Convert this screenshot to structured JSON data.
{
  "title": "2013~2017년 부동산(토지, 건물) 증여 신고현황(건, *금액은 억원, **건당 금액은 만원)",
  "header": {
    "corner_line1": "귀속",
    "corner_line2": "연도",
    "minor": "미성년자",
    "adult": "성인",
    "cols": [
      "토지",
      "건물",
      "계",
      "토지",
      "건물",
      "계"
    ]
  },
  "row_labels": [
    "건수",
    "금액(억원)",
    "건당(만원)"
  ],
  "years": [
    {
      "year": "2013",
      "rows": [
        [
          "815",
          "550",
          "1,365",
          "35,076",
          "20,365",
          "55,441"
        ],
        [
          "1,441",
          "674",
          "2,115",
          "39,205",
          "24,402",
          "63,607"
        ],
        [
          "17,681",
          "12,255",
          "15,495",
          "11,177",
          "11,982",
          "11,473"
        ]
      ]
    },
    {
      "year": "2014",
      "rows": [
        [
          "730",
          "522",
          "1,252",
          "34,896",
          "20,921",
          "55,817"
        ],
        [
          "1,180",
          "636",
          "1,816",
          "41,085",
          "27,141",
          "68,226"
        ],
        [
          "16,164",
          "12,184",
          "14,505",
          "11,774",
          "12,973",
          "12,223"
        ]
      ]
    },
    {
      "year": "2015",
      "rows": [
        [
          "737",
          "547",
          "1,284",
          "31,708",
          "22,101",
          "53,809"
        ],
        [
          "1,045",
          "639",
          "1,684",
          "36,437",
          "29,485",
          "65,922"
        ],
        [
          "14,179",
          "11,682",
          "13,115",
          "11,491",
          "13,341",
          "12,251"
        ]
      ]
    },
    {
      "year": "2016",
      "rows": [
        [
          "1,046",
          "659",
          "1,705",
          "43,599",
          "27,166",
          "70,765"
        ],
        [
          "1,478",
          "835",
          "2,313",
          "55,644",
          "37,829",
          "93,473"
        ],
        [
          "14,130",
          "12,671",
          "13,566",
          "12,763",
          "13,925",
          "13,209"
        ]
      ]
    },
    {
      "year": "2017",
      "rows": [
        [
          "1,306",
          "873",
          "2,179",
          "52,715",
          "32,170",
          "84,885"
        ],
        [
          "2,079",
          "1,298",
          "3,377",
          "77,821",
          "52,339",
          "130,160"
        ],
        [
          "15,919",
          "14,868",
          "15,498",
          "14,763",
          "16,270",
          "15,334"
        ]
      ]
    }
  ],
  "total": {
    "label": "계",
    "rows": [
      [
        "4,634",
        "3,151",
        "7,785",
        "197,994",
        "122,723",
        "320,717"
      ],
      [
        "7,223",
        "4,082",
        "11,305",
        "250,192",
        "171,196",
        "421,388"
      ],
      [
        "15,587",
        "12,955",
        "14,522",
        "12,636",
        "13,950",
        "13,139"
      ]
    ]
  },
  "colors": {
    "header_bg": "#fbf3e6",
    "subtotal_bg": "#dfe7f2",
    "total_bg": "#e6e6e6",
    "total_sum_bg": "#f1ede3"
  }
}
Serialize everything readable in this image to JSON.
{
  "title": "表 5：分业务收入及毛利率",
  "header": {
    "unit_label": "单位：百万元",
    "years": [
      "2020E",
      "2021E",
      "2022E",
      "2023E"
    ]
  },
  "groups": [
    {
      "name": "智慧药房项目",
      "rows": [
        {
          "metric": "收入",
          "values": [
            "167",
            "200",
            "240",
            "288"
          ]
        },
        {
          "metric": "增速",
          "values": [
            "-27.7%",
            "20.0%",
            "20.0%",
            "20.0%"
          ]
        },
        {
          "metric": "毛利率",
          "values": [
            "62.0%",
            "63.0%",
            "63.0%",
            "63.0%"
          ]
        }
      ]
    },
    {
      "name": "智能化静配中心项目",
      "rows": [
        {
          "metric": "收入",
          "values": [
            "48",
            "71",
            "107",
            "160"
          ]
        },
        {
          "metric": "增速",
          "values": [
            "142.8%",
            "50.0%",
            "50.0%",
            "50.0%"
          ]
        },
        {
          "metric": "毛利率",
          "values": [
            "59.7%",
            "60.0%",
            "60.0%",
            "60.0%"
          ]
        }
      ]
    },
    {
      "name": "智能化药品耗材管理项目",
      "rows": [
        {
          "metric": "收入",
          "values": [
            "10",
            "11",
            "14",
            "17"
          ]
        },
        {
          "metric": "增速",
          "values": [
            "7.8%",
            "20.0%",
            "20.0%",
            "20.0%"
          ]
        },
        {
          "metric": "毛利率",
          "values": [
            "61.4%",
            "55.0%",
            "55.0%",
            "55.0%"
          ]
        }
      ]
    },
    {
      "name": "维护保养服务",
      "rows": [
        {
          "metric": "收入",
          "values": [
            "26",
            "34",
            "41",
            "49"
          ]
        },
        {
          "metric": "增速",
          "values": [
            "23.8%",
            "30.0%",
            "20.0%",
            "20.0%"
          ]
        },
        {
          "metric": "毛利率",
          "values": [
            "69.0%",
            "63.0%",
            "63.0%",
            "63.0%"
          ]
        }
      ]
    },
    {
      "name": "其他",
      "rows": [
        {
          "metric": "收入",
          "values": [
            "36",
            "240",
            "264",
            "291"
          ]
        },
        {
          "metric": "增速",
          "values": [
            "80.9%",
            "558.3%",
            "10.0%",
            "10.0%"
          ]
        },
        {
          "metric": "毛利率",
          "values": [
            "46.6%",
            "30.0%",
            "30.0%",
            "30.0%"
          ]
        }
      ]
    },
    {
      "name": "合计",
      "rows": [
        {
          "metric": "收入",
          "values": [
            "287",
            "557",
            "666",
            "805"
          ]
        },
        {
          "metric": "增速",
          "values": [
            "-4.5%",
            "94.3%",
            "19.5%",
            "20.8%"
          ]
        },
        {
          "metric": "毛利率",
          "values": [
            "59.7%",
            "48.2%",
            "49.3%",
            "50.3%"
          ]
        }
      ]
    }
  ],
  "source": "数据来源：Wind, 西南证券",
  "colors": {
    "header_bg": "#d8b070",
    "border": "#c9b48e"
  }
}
━━━━━━━━
▶ **EXERCISE BRIEF**:
Go through the records above and set each one down exactly, please.

▶ **SOLUTION TO THE PROBLEM**:
Convert this screenshot to structured JSON data.
{
  "title": "2013~2017년 부동산(토지, 건물) 증여 신고현황(건, *금액은 억원, **건당 금액은 만원)",
  "header": {
    "corner_line1": "귀속",
    "corner_line2": "연도",
    "minor": "미성년자",
    "adult": "성인",
    "cols": [
      "토지",
      "건물",
      "계",
      "토지",
      "건물",
      "계"
    ]
  },
  "row_labels": [
    "건수",
    "금액(억원)",
    "건당(만원)"
  ],
  "years": [
    {
      "year": "2013",
      "rows": [
        [
          "815",
          "550",
          "1,365",
          "35,076",
          "20,365",
          "55,441"
        ],
        [
          "1,441",
          "674",
          "2,115",
          "39,205",
          "24,402",
          "63,607"
        ],
        [
          "17,681",
          "12,255",
          "15,495",
          "11,177",
          "11,982",
          "11,473"
        ]
      ]
    },
    {
      "year": "2014",
      "rows": [
        [
          "730",
          "522",
          "1,252",
          "34,896",
          "20,921",
          "55,817"
        ],
        [
          "1,180",
          "636",
          "1,816",
          "41,085",
          "27,141",
          "68,226"
        ],
        [
          "16,164",
          "12,184",
          "14,505",
          "11,774",
          "12,973",
          "12,223"
        ]
      ]
    },
    {
      "year": "2015",
      "rows": [
        [
          "737",
          "547",
          "1,284",
          "31,708",
          "22,101",
          "53,809"
        ],
        [
          "1,045",
          "639",
          "1,684",
          "36,437",
          "29,485",
          "65,922"
        ],
        [
          "14,179",
          "11,682",
          "13,115",
          "11,491",
          "13,341",
          "12,251"
        ]
      ]
    },
    {
      "year": "2016",
      "rows": [
        [
          "1,046",
          "659",
          "1,705",
          "43,599",
          "27,166",
          "70,765"
        ],
        [
          "1,478",
          "835",
          "2,313",
          "55,644",
          "37,829",
          "93,473"
        ],
        [
          "14,130",
          "12,671",
          "13,566",
          "12,763",
          "13,925",
          "13,209"
        ]
      ]
    },
    {
      "year": "2017",
      "rows": [
        [
          "1,306",
          "873",
          "2,179",
          "52,715",
          "32,170",
          "84,885"
        ],
        [
          "2,079",
          "1,298",
          "3,377",
          "77,821",
          "52,339",
          "130,160"
        ],
        [
          "15,919",
          "14,868",
          "15,498",
          "14,763",
          "16,270",
          "15,334"
        ]
      ]
    }
  ],
  "total": {
    "label": "계",
    "rows": [
      [
        "4,634",
        "3,151",
        "7,785",
        "197,994",
        "122,723",
        "320,717"
      ],
      [
        "7,223",
        "4,082",
        "11,305",
        "250,192",
        "171,196",
        "421,388"
      ],
      [
        "15,587",
        "12,955",
        "14,522",
        "12,636",
        "13,950",
        "13,139"
      ]
    ]
  },
  "colors": {
    "header_bg": "#fbf3e6",
    "subtotal_bg": "#dfe7f2",
    "total_bg": "#e6e6e6",
    "total_sum_bg": "#f1ede3"
  }
}
Serialize everything readable in this image to JSON.
{
  "title": "表 5：分业务收入及毛利率",
  "header": {
    "unit_label": "单位：百万元",
    "years": [
      "2020E",
      "2021E",
      "2022E",
      "2023E"
    ]
  },
  "groups": [
    {
      "name": "智慧药房项目",
      "rows": [
        {
          "metric": "收入",
          "values": [
            "167",
            "200",
            "240",
            "288"
          ]
        },
        {
          "metric": "增速",
          "values": [
            "-27.7%",
            "20.0%",
            "20.0%",
            "20.0%"
          ]
        },
        {
          "metric": "毛利率",
          "values": [
            "62.0%",
            "63.0%",
            "63.0%",
            "63.0%"
          ]
        }
      ]
    },
    {
      "name": "智能化静配中心项目",
      "rows": [
        {
          "metric": "收入",
          "values": [
            "48",
            "71",
            "107",
            "160"
          ]
        },
        {
          "metric": "增速",
          "values": [
            "142.8%",
            "50.0%",
            "50.0%",
            "50.0%"
          ]
        },
        {
          "metric": "毛利率",
          "values": [
            "59.7%",
            "60.0%",
            "60.0%",
            "60.0%"
          ]
        }
      ]
    },
    {
      "name": "智能化药品耗材管理项目",
      "rows": [
        {
          "metric": "收入",
          "values": [
            "10",
            "11",
            "14",
            "17"
          ]
        },
        {
          "metric": "增速",
          "values": [
            "7.8%",
            "20.0%",
            "20.0%",
            "20.0%"
          ]
        },
        {
          "metric": "毛利率",
          "values": [
            "61.4%",
            "55.0%",
            "55.0%",
            "55.0%"
          ]
        }
      ]
    },
    {
      "name": "维护保养服务",
      "rows": [
        {
          "metric": "收入",
          "values": [
            "26",
            "34",
            "41",
            "49"
          ]
        },
        {
          "metric": "增速",
          "values": [
            "23.8%",
            "30.0%",
            "20.0%",
            "20.0%"
          ]
        },
        {
          "metric": "毛利率",
          "values": [
            "69.0%",
            "63.0%",
            "63.0%",
            "63.0%"
          ]
        }
      ]
    },
    {
      "name": "其他",
      "rows": [
        {
          "metric": "收入",
          "values": [
            "36",
            "240",
            "264",
            "291"
          ]
        },
        {
          "metric": "增速",
          "values": [
            "80.9%",
            "558.3%",
            "10.0%",
            "10.0%"
          ]
        },
        {
          "metric": "毛利率",
          "values": [
            "46.6%",
            "30.0%",
            "30.0%",
            "30.0%"
          ]
        }
      ]
    },
    {
      "name": "合计",
      "rows": [
        {
          "metric": "收入",
          "values": [
            "287",
            "557",
            "666",
            "805"
          ]
        },
        {
          "metric": "增速",
          "values": [
            "-4.5%",
            "94.3%",
            "19.5%",
            "20.8%"
          ]
        },
        {
          "metric": "毛利率",
          "values": [
            "59.7%",
            "48.2%",
            "49.3%",
            "50.3%"
          ]
        }
      ]
    }
  ],
  "source": "数据来源：Wind, 西南证券",
  "colors": {
    "header_bg": "#d8b070",
    "border": "#c9b48e"
  }
}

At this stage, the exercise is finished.